- Data entries
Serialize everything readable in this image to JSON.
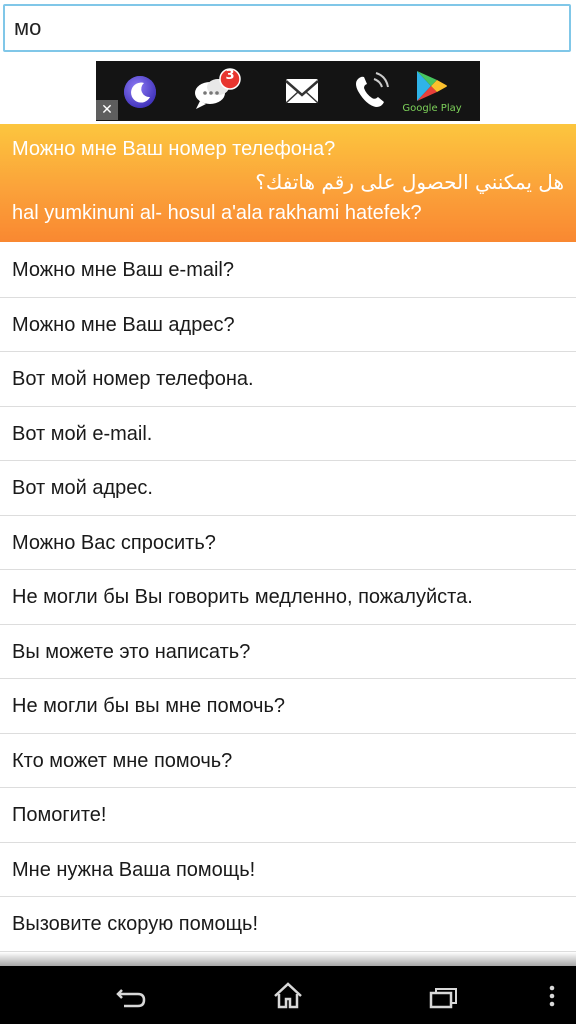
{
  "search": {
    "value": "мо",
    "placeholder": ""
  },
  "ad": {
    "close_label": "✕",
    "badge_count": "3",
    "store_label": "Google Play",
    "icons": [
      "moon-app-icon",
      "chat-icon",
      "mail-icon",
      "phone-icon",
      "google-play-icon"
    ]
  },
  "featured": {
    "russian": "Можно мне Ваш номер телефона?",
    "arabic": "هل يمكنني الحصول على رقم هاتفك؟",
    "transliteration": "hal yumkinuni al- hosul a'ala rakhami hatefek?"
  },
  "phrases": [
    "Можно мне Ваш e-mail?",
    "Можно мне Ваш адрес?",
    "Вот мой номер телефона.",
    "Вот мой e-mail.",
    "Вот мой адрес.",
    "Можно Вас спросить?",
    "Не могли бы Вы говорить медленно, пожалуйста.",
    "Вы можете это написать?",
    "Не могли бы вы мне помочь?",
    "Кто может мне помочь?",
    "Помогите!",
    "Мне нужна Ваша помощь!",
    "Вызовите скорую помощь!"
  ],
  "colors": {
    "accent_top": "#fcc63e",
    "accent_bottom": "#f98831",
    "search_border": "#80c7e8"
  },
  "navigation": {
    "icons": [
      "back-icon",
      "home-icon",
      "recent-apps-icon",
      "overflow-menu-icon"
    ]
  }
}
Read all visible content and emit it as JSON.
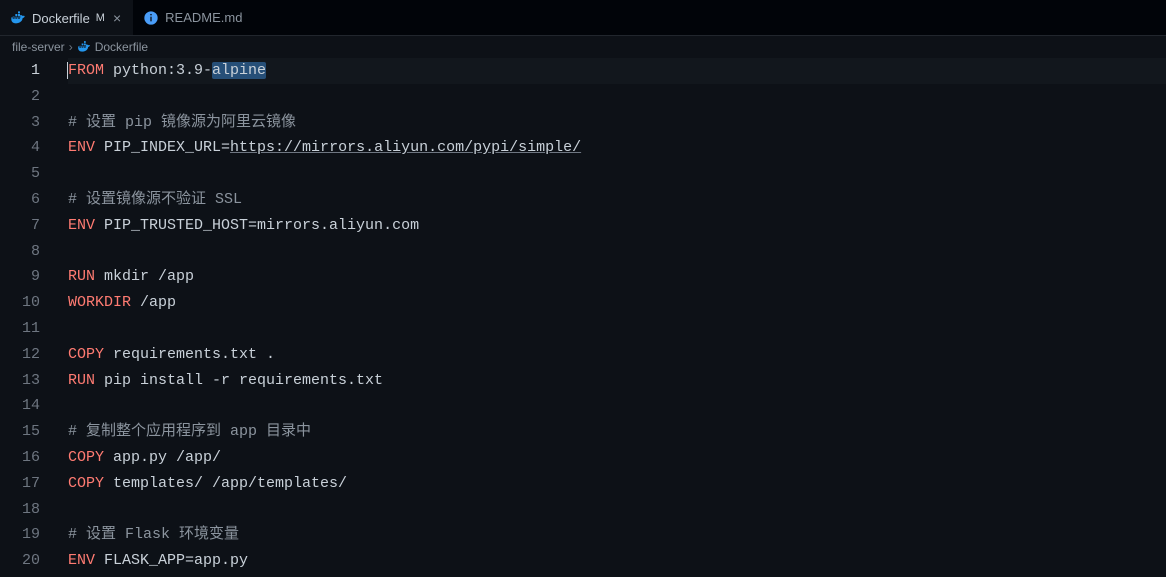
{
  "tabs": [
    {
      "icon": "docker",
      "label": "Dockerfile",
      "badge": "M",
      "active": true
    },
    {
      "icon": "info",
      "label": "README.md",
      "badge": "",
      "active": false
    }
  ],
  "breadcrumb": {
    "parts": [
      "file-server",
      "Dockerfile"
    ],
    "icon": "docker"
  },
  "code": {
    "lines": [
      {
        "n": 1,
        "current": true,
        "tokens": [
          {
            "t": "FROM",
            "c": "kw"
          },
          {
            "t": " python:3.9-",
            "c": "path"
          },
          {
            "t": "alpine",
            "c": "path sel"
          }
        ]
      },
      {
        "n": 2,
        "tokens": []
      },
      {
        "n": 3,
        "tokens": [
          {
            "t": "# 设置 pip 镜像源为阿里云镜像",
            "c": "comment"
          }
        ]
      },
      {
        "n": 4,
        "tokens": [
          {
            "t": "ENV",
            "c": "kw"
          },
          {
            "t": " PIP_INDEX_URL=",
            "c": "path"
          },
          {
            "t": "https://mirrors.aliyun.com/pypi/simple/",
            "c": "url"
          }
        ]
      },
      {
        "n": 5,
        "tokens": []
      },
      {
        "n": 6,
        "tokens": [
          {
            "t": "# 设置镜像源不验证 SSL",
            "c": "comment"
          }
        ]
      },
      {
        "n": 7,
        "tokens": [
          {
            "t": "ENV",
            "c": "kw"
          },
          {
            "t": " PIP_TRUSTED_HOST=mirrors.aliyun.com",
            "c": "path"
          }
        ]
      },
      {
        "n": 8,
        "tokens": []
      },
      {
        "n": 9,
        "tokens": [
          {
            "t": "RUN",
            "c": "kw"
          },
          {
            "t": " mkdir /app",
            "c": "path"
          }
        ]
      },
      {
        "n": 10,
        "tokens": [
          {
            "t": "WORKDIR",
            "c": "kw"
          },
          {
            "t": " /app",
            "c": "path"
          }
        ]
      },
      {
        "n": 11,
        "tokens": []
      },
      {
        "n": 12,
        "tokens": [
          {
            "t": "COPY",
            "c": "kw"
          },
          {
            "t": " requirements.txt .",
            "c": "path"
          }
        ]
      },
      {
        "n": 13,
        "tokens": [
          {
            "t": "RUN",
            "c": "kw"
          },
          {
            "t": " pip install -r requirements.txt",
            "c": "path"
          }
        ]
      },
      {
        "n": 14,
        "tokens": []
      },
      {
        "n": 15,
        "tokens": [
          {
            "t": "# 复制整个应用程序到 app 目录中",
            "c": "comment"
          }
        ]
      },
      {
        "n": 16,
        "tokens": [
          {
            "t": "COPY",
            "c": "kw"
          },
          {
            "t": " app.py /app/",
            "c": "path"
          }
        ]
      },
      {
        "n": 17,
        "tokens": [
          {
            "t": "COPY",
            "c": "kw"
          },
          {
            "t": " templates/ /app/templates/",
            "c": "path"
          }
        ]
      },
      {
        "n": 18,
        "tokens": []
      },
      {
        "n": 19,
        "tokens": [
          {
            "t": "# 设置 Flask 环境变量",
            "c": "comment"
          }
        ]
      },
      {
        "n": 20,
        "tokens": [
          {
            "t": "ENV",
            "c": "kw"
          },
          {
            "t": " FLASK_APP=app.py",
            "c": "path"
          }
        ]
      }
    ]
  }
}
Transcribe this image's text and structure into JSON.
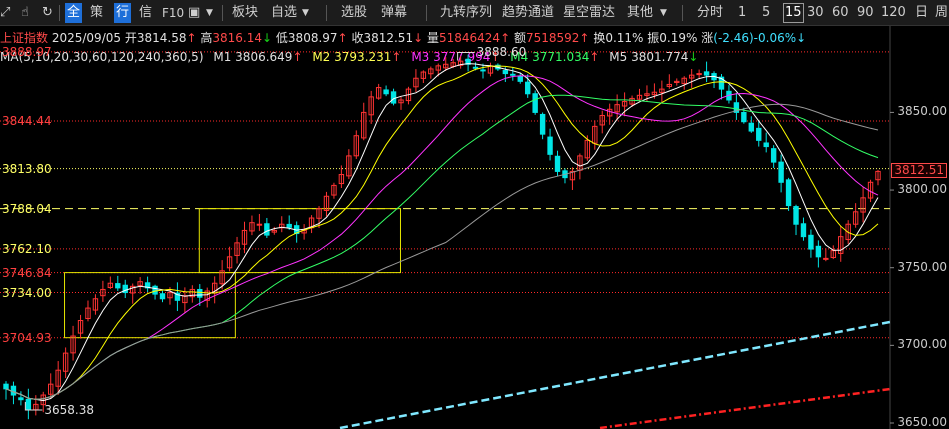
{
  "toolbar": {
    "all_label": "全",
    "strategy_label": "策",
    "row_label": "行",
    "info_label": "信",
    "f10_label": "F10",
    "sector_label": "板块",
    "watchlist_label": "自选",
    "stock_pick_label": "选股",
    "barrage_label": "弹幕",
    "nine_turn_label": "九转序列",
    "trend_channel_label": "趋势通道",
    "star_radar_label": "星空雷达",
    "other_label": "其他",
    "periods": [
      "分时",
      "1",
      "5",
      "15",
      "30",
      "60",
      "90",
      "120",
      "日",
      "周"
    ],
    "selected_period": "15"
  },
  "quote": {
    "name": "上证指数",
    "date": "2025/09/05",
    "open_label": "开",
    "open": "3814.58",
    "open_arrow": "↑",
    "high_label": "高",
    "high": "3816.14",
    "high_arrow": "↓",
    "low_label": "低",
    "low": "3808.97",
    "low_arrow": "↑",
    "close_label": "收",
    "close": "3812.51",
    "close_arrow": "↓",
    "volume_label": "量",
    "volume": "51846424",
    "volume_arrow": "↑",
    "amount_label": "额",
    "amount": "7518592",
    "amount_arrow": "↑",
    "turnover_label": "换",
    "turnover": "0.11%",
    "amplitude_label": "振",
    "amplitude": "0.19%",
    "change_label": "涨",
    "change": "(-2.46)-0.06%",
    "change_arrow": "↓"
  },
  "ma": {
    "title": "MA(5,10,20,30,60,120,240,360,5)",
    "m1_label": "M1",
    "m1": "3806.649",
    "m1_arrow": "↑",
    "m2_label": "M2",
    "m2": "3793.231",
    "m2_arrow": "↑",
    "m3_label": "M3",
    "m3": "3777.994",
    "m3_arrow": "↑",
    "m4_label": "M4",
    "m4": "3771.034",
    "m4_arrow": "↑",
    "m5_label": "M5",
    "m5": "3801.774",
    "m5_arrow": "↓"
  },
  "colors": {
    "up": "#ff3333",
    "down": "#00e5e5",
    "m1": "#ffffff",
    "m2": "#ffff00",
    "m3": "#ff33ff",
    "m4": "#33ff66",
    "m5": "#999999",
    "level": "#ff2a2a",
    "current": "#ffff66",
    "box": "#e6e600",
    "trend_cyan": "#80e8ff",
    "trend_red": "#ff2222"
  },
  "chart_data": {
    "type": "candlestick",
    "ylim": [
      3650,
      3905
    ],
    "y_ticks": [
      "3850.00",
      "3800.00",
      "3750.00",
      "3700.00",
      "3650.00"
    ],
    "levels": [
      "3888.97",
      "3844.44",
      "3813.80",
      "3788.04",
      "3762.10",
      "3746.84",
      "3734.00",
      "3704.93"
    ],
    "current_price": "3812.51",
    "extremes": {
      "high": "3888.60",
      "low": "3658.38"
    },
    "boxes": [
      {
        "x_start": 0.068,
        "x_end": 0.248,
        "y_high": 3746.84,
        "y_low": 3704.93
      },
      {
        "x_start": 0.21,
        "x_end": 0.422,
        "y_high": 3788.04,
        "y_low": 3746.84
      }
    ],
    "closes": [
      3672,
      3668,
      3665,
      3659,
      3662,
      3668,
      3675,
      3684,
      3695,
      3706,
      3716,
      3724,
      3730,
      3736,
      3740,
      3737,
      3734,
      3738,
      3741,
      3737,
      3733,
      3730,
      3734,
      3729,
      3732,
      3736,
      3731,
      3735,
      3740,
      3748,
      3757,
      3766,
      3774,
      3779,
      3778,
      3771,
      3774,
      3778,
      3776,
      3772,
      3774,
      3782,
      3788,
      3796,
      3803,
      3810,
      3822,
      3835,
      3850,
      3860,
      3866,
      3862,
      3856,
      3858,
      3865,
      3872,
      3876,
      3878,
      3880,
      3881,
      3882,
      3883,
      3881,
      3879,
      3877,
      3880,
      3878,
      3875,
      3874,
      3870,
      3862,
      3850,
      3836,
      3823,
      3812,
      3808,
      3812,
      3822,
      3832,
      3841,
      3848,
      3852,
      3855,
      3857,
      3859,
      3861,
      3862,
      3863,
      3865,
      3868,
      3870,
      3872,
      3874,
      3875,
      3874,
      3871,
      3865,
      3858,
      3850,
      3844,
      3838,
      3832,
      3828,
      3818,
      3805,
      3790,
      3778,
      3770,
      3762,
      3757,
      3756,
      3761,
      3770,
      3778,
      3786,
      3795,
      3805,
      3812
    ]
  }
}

- Required task
Copy out every line from the data above that has "JSON" in it.

- Answer to this exercise
Serialize everything readable in this image to JSON.
Read all visible content and emit it as JSON.
Transcribe this image's text and structure into JSON.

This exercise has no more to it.